Count every line that includes the string "border" in the entries that follow. Nothing besides the number is needed.

>>>>

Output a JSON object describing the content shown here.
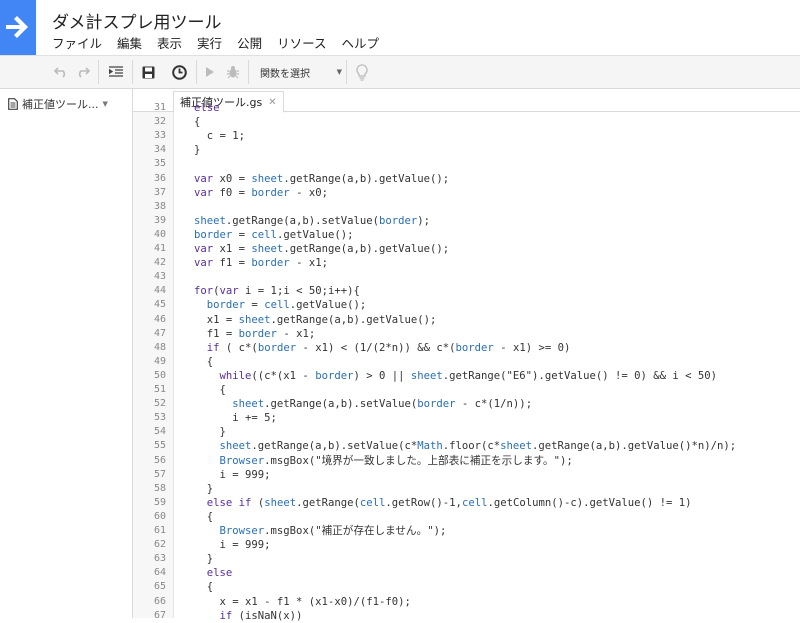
{
  "app": {
    "title": "ダメ計スプレ用ツール",
    "menu": [
      "ファイル",
      "編集",
      "表示",
      "実行",
      "公開",
      "リソース",
      "ヘルプ"
    ]
  },
  "toolbar": {
    "function_select": "関数を選択",
    "icons": [
      "undo-icon",
      "redo-icon",
      "indent-icon",
      "save-icon",
      "clock-icon",
      "run-icon",
      "debug-icon",
      "lightbulb-icon"
    ]
  },
  "sidebar": {
    "file": "補正値ツール..."
  },
  "editor": {
    "tab": "補正値ツール.gs",
    "lines": [
      {
        "n": "31",
        "code": "else"
      },
      {
        "n": "32",
        "code": "{"
      },
      {
        "n": "33",
        "code": "  c = 1;"
      },
      {
        "n": "34",
        "code": "}"
      },
      {
        "n": "35",
        "code": ""
      },
      {
        "n": "36",
        "code": "var x0 = sheet.getRange(a,b).getValue();"
      },
      {
        "n": "37",
        "code": "var f0 = border - x0;"
      },
      {
        "n": "38",
        "code": ""
      },
      {
        "n": "39",
        "code": "sheet.getRange(a,b).setValue(border);"
      },
      {
        "n": "40",
        "code": "border = cell.getValue();"
      },
      {
        "n": "41",
        "code": "var x1 = sheet.getRange(a,b).getValue();"
      },
      {
        "n": "42",
        "code": "var f1 = border - x1;"
      },
      {
        "n": "43",
        "code": ""
      },
      {
        "n": "44",
        "code": "for(var i = 1;i < 50;i++){"
      },
      {
        "n": "45",
        "code": "  border = cell.getValue();"
      },
      {
        "n": "46",
        "code": "  x1 = sheet.getRange(a,b).getValue();"
      },
      {
        "n": "47",
        "code": "  f1 = border - x1;"
      },
      {
        "n": "48",
        "code": "  if ( c*(border - x1) < (1/(2*n)) && c*(border - x1) >= 0)"
      },
      {
        "n": "49",
        "code": "  {"
      },
      {
        "n": "50",
        "code": "    while((c*(x1 - border) > 0 || sheet.getRange(\"E6\").getValue() != 0) && i < 50)"
      },
      {
        "n": "51",
        "code": "    {"
      },
      {
        "n": "52",
        "code": "      sheet.getRange(a,b).setValue(border - c*(1/n));"
      },
      {
        "n": "53",
        "code": "      i += 5;"
      },
      {
        "n": "54",
        "code": "    }"
      },
      {
        "n": "55",
        "code": "    sheet.getRange(a,b).setValue(c*Math.floor(c*sheet.getRange(a,b).getValue()*n)/n);"
      },
      {
        "n": "56",
        "code": "    Browser.msgBox(\"境界が一致しました。上部表に補正を示します。\");"
      },
      {
        "n": "57",
        "code": "    i = 999;"
      },
      {
        "n": "58",
        "code": "  }"
      },
      {
        "n": "59",
        "code": "  else if (sheet.getRange(cell.getRow()-1,cell.getColumn()-c).getValue() != 1)"
      },
      {
        "n": "60",
        "code": "  {"
      },
      {
        "n": "61",
        "code": "    Browser.msgBox(\"補正が存在しません。\");"
      },
      {
        "n": "62",
        "code": "    i = 999;"
      },
      {
        "n": "63",
        "code": "  }"
      },
      {
        "n": "64",
        "code": "  else"
      },
      {
        "n": "65",
        "code": "  {"
      },
      {
        "n": "66",
        "code": "    x = x1 - f1 * (x1-x0)/(f1-f0);"
      },
      {
        "n": "67",
        "code": "    if (isNaN(x))"
      }
    ]
  }
}
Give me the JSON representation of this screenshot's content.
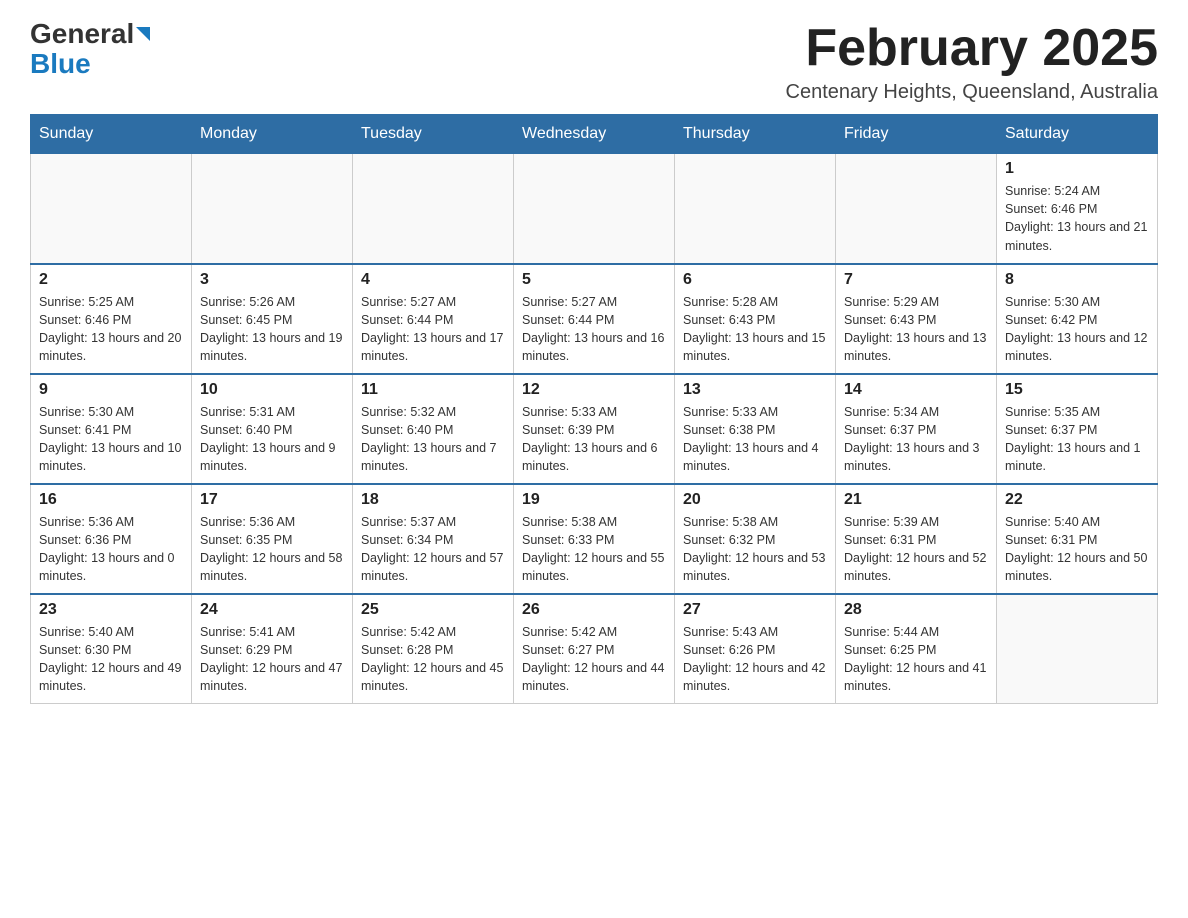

<<<<

■ **COMPLETE RESPONSE**
9